+++ Record extracts +++

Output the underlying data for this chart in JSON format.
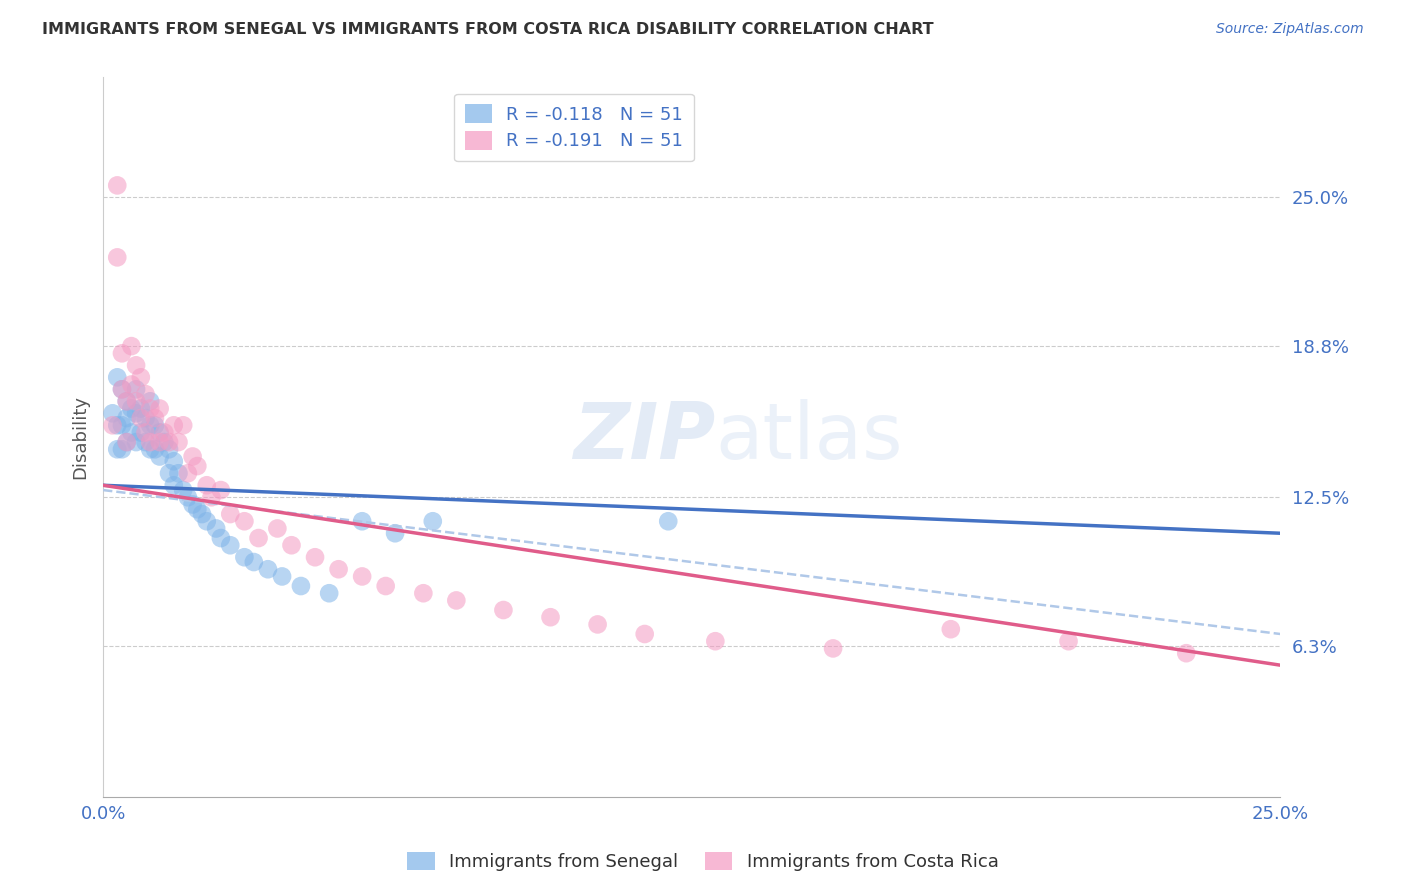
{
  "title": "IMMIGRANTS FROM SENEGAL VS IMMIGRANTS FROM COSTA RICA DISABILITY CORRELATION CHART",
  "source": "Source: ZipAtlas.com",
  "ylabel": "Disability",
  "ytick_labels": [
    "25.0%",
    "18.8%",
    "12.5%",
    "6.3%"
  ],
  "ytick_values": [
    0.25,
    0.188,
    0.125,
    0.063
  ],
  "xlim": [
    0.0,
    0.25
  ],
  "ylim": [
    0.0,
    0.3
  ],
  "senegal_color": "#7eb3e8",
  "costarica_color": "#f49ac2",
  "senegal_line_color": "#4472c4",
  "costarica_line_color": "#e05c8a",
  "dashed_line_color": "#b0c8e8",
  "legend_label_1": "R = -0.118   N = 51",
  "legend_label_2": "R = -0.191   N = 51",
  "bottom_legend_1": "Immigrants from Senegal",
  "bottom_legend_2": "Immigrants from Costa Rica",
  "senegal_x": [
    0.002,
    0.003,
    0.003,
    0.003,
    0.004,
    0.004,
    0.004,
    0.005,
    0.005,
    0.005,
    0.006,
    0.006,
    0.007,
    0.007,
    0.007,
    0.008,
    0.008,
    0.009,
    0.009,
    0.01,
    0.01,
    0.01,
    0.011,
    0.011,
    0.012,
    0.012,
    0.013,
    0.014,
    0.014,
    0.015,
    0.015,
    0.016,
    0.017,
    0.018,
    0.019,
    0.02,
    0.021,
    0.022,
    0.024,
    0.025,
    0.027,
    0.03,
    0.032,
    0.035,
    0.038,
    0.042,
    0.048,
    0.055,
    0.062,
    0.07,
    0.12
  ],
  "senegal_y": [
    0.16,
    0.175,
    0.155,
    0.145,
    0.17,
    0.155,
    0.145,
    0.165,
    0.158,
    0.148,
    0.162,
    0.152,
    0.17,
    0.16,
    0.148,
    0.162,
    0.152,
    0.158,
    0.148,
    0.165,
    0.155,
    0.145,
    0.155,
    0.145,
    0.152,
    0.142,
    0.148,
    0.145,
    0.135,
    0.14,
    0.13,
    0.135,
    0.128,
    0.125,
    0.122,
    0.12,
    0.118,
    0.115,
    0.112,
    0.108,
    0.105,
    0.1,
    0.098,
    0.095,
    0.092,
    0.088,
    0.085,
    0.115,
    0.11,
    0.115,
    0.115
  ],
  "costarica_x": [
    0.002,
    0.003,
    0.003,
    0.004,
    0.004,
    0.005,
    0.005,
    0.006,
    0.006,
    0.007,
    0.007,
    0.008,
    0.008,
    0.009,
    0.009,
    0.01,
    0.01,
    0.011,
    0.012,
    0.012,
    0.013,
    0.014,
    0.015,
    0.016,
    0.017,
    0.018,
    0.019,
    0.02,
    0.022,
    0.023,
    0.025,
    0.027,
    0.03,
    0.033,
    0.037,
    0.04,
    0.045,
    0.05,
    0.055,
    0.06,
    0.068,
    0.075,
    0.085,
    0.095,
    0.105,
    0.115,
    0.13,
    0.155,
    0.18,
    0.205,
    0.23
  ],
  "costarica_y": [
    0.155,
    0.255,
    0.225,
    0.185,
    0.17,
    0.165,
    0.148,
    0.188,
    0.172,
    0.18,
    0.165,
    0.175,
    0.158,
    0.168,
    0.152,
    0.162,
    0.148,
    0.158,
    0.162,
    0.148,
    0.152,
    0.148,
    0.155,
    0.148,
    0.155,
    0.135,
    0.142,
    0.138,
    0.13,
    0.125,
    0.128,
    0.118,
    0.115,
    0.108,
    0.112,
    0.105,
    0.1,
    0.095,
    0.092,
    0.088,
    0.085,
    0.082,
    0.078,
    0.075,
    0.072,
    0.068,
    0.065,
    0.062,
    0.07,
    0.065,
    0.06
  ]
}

+++
+++ Record extracts +++

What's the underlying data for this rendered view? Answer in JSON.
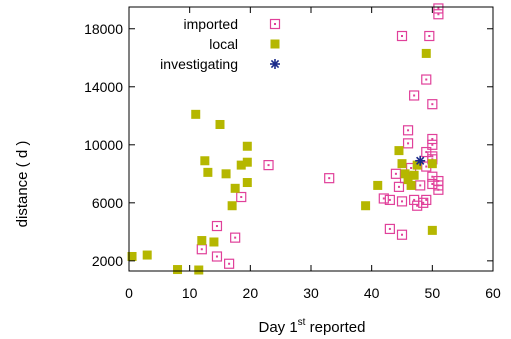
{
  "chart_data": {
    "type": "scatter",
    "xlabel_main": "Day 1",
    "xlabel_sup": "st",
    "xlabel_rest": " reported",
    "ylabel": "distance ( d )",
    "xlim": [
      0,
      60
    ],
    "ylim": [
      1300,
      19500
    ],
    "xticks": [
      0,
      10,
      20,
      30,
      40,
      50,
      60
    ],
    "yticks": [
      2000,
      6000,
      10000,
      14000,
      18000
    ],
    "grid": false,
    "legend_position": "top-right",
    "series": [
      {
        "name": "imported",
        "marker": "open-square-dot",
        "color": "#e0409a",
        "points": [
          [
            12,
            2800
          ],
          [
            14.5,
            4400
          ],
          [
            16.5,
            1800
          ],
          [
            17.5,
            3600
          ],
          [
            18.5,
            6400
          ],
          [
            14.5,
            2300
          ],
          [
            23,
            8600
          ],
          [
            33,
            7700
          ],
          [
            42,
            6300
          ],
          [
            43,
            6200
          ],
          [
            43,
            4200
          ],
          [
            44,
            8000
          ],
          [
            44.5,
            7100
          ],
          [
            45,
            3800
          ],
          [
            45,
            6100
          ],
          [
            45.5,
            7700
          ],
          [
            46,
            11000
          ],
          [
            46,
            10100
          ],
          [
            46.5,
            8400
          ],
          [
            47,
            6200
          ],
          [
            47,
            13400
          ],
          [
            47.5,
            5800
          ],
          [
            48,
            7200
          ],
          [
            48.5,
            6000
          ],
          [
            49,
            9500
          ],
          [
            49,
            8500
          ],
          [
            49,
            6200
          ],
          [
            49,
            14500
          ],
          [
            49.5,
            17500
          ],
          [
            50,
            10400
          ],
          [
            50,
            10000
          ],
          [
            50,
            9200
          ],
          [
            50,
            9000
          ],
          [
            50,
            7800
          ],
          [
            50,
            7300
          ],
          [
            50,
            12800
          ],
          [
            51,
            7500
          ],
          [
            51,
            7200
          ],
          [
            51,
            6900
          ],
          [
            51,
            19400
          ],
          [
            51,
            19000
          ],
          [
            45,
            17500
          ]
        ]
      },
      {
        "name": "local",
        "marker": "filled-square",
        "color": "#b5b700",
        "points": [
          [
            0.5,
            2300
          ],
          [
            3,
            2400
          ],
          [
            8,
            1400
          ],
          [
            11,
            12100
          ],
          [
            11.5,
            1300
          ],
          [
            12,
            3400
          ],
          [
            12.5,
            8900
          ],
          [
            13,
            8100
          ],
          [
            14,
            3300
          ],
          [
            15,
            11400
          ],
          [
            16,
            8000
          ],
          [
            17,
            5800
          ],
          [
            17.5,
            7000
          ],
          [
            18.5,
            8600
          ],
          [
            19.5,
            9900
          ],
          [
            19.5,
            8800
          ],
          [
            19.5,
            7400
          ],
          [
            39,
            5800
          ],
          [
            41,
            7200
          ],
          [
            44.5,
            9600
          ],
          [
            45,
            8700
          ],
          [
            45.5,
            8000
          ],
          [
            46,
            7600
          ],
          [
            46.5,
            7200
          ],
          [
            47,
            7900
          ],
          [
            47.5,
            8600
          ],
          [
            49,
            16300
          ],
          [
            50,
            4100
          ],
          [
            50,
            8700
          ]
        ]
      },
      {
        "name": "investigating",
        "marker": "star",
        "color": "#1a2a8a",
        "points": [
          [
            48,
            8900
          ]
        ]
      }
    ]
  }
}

+++
+++ Record extracts +++

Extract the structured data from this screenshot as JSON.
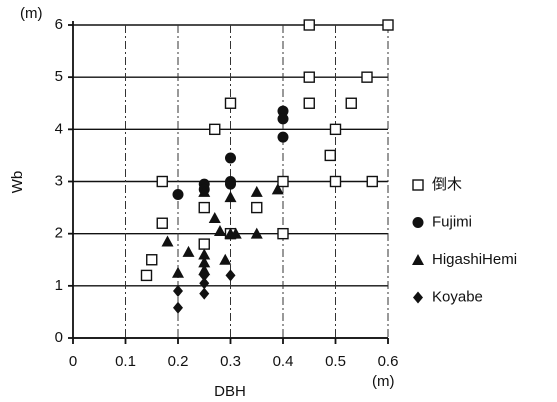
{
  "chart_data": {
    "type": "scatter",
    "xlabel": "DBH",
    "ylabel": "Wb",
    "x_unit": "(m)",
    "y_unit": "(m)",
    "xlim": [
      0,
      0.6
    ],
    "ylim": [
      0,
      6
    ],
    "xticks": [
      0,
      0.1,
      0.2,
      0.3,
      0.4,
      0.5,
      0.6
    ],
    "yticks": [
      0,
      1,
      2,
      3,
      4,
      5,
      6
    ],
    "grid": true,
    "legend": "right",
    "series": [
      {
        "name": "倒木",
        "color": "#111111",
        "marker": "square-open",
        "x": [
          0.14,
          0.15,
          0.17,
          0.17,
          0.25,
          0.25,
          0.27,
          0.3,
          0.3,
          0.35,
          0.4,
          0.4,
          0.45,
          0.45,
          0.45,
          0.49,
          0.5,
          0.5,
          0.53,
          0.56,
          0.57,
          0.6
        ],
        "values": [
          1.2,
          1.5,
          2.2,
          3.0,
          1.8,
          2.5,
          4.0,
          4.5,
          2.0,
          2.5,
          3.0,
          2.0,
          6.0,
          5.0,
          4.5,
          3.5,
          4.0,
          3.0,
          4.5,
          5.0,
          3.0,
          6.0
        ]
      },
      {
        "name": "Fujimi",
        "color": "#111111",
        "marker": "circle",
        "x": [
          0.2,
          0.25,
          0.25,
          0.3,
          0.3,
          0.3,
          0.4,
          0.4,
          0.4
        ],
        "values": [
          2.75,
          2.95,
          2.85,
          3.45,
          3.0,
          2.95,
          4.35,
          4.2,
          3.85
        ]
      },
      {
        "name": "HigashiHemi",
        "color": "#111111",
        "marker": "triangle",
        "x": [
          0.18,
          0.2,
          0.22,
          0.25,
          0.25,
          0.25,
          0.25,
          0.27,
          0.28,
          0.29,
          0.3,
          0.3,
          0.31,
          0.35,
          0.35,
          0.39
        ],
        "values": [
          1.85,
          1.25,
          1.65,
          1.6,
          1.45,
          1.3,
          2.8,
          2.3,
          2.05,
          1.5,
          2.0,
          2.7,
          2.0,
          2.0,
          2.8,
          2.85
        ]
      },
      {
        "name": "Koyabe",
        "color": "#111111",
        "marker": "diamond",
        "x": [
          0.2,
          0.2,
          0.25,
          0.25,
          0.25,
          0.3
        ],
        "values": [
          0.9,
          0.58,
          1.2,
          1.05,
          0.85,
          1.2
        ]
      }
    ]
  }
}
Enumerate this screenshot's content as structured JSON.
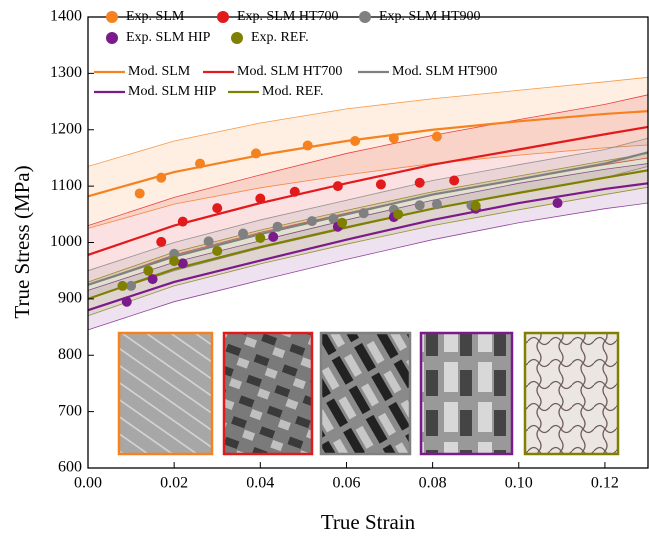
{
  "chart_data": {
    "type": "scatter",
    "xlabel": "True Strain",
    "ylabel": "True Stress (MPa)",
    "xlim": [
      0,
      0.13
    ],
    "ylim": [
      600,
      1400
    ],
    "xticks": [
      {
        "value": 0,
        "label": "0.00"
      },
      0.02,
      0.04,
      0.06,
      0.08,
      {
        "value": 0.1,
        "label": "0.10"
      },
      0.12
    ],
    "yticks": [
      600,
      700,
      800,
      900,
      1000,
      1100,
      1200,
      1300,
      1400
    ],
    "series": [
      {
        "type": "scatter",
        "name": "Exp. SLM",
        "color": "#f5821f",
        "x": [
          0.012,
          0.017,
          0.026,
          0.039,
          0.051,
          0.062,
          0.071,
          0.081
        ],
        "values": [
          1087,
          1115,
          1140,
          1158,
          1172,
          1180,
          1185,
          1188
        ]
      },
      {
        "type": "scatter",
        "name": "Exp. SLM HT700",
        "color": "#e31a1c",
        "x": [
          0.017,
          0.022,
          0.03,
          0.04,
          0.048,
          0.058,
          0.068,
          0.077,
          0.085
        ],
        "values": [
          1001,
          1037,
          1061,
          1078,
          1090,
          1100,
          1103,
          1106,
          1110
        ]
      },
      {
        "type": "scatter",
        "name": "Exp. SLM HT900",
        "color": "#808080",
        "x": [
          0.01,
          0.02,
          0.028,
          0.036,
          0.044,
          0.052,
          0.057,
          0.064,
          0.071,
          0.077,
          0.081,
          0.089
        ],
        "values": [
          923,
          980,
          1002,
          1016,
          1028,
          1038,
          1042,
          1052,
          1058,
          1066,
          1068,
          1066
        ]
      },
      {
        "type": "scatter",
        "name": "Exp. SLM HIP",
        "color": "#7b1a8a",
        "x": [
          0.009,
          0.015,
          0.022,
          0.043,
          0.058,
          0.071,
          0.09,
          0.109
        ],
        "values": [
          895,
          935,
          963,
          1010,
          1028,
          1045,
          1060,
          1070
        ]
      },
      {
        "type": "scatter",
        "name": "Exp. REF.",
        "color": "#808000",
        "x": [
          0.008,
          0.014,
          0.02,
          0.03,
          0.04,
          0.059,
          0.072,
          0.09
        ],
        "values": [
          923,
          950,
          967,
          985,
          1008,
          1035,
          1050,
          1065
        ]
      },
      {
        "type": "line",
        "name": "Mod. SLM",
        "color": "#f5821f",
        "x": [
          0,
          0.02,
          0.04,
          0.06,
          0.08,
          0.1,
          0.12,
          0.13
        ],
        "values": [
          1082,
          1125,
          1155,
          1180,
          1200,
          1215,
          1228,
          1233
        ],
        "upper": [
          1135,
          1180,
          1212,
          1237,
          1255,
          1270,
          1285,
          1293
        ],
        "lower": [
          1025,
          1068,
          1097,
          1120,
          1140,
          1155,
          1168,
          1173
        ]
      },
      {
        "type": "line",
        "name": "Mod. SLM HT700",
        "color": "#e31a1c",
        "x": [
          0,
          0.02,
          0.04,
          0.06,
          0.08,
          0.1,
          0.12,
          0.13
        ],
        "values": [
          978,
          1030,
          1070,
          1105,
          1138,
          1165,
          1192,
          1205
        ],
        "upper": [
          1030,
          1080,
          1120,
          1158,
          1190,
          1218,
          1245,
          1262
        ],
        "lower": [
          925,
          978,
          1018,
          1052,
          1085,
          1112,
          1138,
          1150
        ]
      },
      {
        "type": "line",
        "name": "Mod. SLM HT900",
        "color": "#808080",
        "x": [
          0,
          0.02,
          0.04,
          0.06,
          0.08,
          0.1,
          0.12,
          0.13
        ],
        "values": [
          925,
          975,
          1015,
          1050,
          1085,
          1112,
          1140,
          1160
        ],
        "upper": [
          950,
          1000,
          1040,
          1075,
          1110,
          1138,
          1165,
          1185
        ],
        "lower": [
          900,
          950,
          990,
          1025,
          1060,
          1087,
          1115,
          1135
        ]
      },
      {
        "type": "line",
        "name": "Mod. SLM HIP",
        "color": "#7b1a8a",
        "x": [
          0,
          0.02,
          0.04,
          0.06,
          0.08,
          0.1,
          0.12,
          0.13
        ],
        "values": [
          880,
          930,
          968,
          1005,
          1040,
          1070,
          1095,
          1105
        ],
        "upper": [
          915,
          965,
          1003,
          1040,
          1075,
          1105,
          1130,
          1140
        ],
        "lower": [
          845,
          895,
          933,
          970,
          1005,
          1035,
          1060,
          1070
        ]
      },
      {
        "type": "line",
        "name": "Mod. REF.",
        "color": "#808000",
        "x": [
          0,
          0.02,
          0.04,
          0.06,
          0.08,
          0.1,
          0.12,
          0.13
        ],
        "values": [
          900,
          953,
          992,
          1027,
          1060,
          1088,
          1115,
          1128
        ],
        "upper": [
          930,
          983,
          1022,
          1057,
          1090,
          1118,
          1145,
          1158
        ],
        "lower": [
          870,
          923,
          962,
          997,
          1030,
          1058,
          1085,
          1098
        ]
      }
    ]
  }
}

+++

Using the entries above, return each line that includes the word "JSON".

Output the underlying data for this chart in JSON format.
What's the underlying data for this rendered view? Answer in JSON.
Extract the structured data from this screenshot as JSON.
Enumerate this screenshot's content as structured JSON.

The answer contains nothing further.